▶ _YOUR GOAL_
Copy out the listing that follows, exactly, without its pictures.
* begin ENTRIES SUPPLIED *
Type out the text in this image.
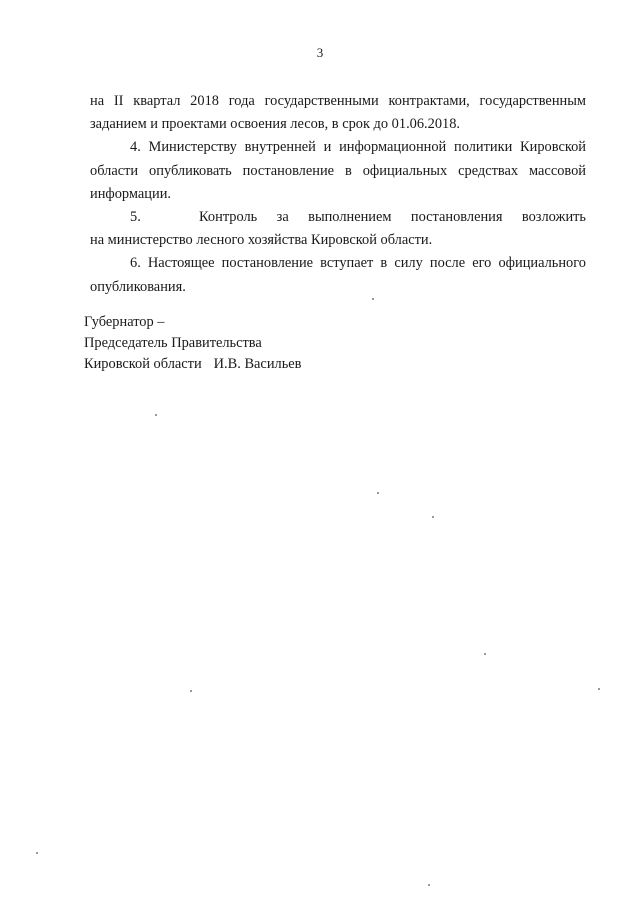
3

на II квартал 2018 года государственными контрактами, государственным

заданием и проектами освоения лесов, в срок до 01.06.2018.

4. Министерству внутренней и информационной политики Кировской области опубликовать постановление в официальных средствах массовой информации.

5.   Контроль за выполнением постановления возложить

на министерство лесного хозяйства Кировской области.

6. Настоящее постановление вступает в силу после его официального опубликования.

Губернатор –
Председатель Правительства
Кировской области И.В. Васильев
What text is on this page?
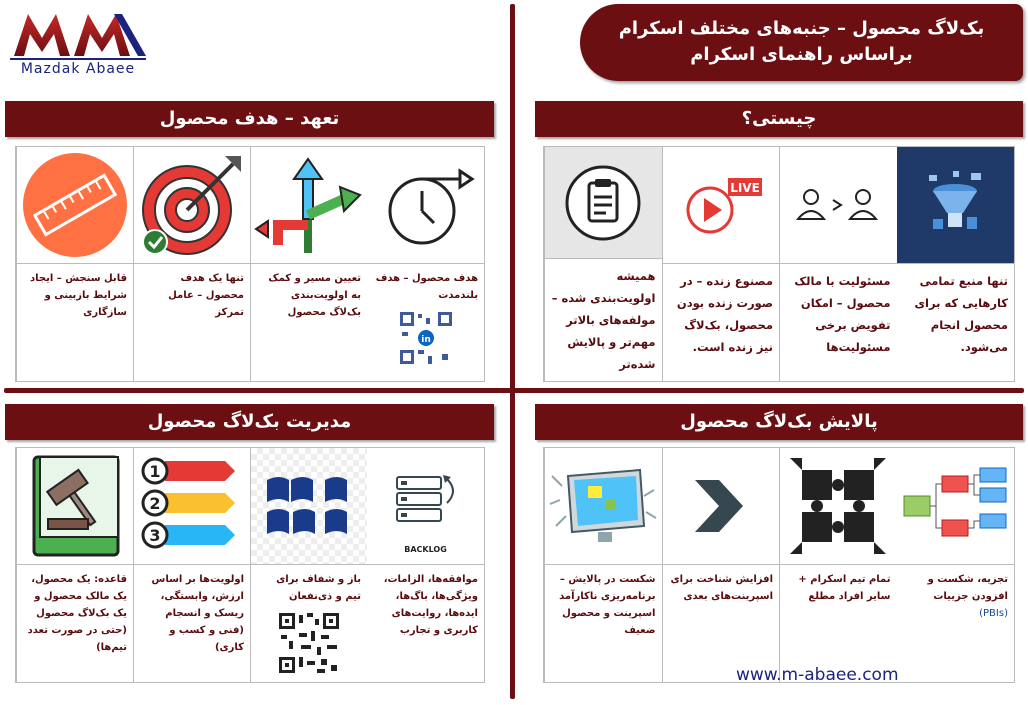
Mazdak Abaee
بک‌لاگ محصول – جنبه‌های مختلف اسکرام
براساس راهنمای اسکرام
چیستی؟
تنها منبع تمامی کارهایی که برای محصول انجام می‌شود.
مسئولیت با مالک محصول – امکان تفویض برخی مسئولیت‌ها
LIVE
مصنوع زنده – در صورت زنده بودن محصول، بک‌لاگ نیز زنده است.
همیشه اولویت‌بندی شده – مولفه‌های بالاتر مهم‌تر و پالایش شده‌تر
تعهد – هدف محصول
هدف محصول – هدف بلندمدت
in
تعیین مسیر و کمک به اولویت‌بندی بک‌لاگ محصول
تنها یک هدف محصول – عامل تمرکز
قابل سنجش – ایجاد شرایط بازبینی و سازگاری
پالایش بک‌لاگ محصول
تجزیه، شکست و افزودن جزییات (PBIs)
تمام تیم اسکرام + سایر افراد مطلع
افزایش شناخت برای اسپرینت‌های بعدی
شکست در پالایش – برنامه‌ریزی ناکارآمد اسپرینت و محصول ضعیف
مدیریت بک‌لاگ محصول
BACKLOG
موافقه‌ها، الزامات، ویژگی‌ها، باگ‌ها، ایده‌ها، روایت‌های کاربری و تجارب
باز و شفاف برای تیم و ذی‌نفعان
1
2
3
اولویت‌ها بر اساس ارزش، وابستگی، ریسک و انسجام (فنی و کسب و کاری)
قاعده: یک محصول، یک مالک محصول و یک بک‌لاگ محصول (حتی در صورت تعدد تیم‌ها)
www.m-abaee.com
* end ENTRIES SUPPLIED *
▶ _IN RESPONSE_
Type out the text in this image.
3

на II квартал 2018 года государственными контрактами, государственным

заданием и проектами освоения лесов, в срок до 01.06.2018.

4. Министерству внутренней и информационной политики Кировской области опубликовать постановление в официальных средствах массовой информации.

5.   Контроль за выполнением постановления возложить

на министерство лесного хозяйства Кировской области.

6. Настоящее постановление вступает в силу после его официального опубликования.

Губернатор –
Председатель Правительства
Кировской области И.В. Васильев
What text is on this page?
Mazdak Abaee
بک‌لاگ محصول – جنبه‌های مختلف اسکرام
براساس راهنمای اسکرام
چیستی؟
تنها منبع تمامی کارهایی که برای محصول انجام می‌شود.
مسئولیت با مالک محصول – امکان تفویض برخی مسئولیت‌ها
LIVE
مصنوع زنده – در صورت زنده بودن محصول، بک‌لاگ نیز زنده است.
همیشه اولویت‌بندی شده – مولفه‌های بالاتر مهم‌تر و پالایش شده‌تر
تعهد – هدف محصول
هدف محصول – هدف بلندمدت
in
تعیین مسیر و کمک به اولویت‌بندی بک‌لاگ محصول
تنها یک هدف محصول – عامل تمرکز
قابل سنجش – ایجاد شرایط بازبینی و سازگاری
پالایش بک‌لاگ محصول
تجزیه، شکست و افزودن جزییات (PBIs)
تمام تیم اسکرام + سایر افراد مطلع
افزایش شناخت برای اسپرینت‌های بعدی
شکست در پالایش – برنامه‌ریزی ناکارآمد اسپرینت و محصول ضعیف
مدیریت بک‌لاگ محصول
BACKLOG
موافقه‌ها، الزامات، ویژگی‌ها، باگ‌ها، ایده‌ها، روایت‌های کاربری و تجارب
باز و شفاف برای تیم و ذی‌نفعان
1
2
3
اولویت‌ها بر اساس ارزش، وابستگی، ریسک و انسجام (فنی و کسب و کاری)
قاعده: یک محصول، یک مالک محصول و یک بک‌لاگ محصول (حتی در صورت تعدد تیم‌ها)
www.m-abaee.com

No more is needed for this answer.